SELECTED EXCERPT:

══════

Thanks for the reply red-eye. I am thinking about putting ro water in then adding the trace elemants back in. But if it strips it off oxygen this wont be much use in this area. I am toying with the idea of chucking the new RO unit and just using carbon filtered water????


----------



## Red-eye (Jun 20, 2007)

Proberbly a betetr bet to use carbon , if u dont want the hasstle of re oxygenating , and re-mineralising it ,, ,, i just use conditioned tap water now ,,


----------



## pirairtool (Nov 12, 2005)

Yes i think i will just keep to carbon filtered. Is there any use for the surechem trace stuff? If i am just using carbon tap water now will it help in anyway adding more?


----------



## pirairtool (Nov 12, 2005)

Also....over the past week since i have been using the RO water i have added prob 50%, so i am now taking out that 50% and adding just carbon filtered so hopefully this will replenish some of the minerals.


----------



## Red-eye (Jun 20, 2007)

no point adding trace elements to tap water as they already have them in it ,, ull just be wasting money


----------



## CLUSTER ONE (Aug 2, 2006)

Its good for softening fw and lowing pH, but dont use it only as liek you said it removes practically everythign good and bad. What is your reason for using it? For Sw i use it strictly as you need to remove any unwanted phosphates and crap or you get diatom algae, but for fw its not really needed unless you have a specific reason like i said earlier


----------



## Ba20 (Jan 29, 2003)

I dont consider it pointless i have a 200 gpd RO/DI unit. It removes any impuritys in the water this alone should be enough to make any hobbysit get one. Not to mention you can bring your city/well water to exact amazon tributary parameters. This could possibly inhibit better growth !


----------



## pirairtool (Nov 12, 2005)

ba20, what kind of system do you use??? Also what do you do to the water after the RO/DI?


----------



## CLUSTER ONE (Aug 2, 2006)

Ba20 said:


> I dont consider it pointless i have a 200 gpd RO/DI unit. It removes any impuritys in the water this alone should be enough to make any hobbysit get one. Not to mention you can bring your city/well water to exact amazon tributary parameters. This could possibly inhibit better growth !


It is fine to dilute it, but i wouldnt use just ro water


----------



## Ba20 (Jan 29, 2003)

I use a SeaChem product called discus trace to restore the good stuff that the RO Filter takes out. I like keeping my ph low for my plants.

Sean-820 RO water isnt supposed to be used by itself.


----------

══════

AVAILABLE DATA:
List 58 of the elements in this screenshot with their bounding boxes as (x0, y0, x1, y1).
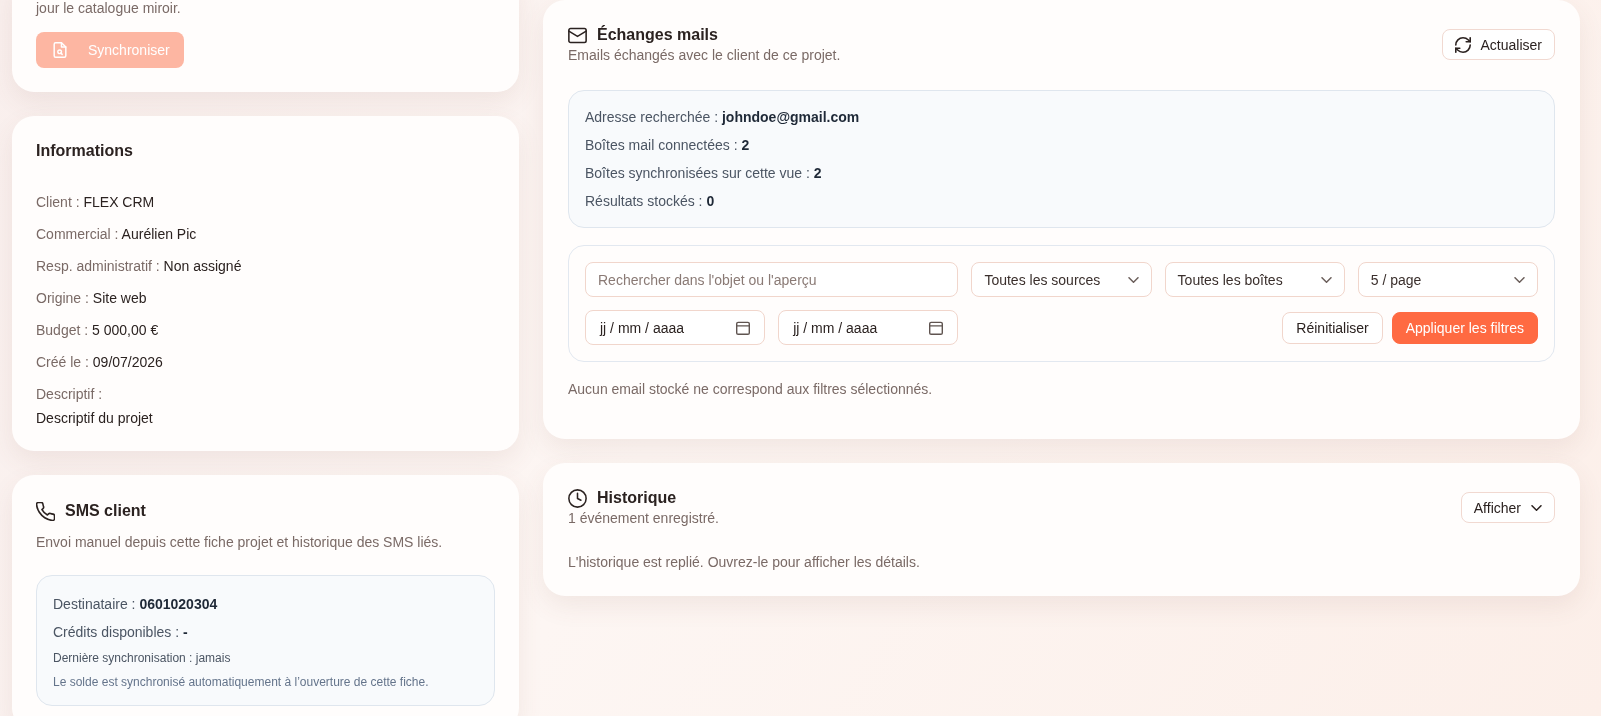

══════

JOB 1:
In the forum thread on RO water, what product does Ba20 use to restore what the RO filter takes out?
JOB 2:
For each statement, say whether it agrees with the forum thread on RO water:
(a) Red-eye considers it worthwhile to add trace elements to tap water.
(b) Ba20 owns a 200 gpd RO/DI unit.
(c) Over the past week, pirairtool had added about 50% RO water.
JOB 3:
Please rewrite the passage of the forum thread on RO water between "Yes i think" and "of the minerals.", inclusive, substituting "charcoal filtered" for "carbon filtered".

COMPLETE RESPONSE 1:
A SeaChem product called discus trace.

COMPLETE RESPONSE 2:
(a) No: "no point adding trace elements to tap water as they already have them in it"
(b) Yes: "i have a 200 gpd RO/DI unit"
(c) Yes: "since i have been using the RO water i have added prob 50%"

COMPLETE RESPONSE 3:
Yes i think i will just keep to charcoal filtered. Is there any use for the surechem trace stuff? If i am just using carbon tap water now will it help in anyway adding more?


----------



## pirairtool (Nov 12, 2005)

Also....over the past week since i have been using the RO water i have added prob 50%, so i am now taking out that 50% and adding just charcoal filtered so hopefully this will replenish some of the minerals.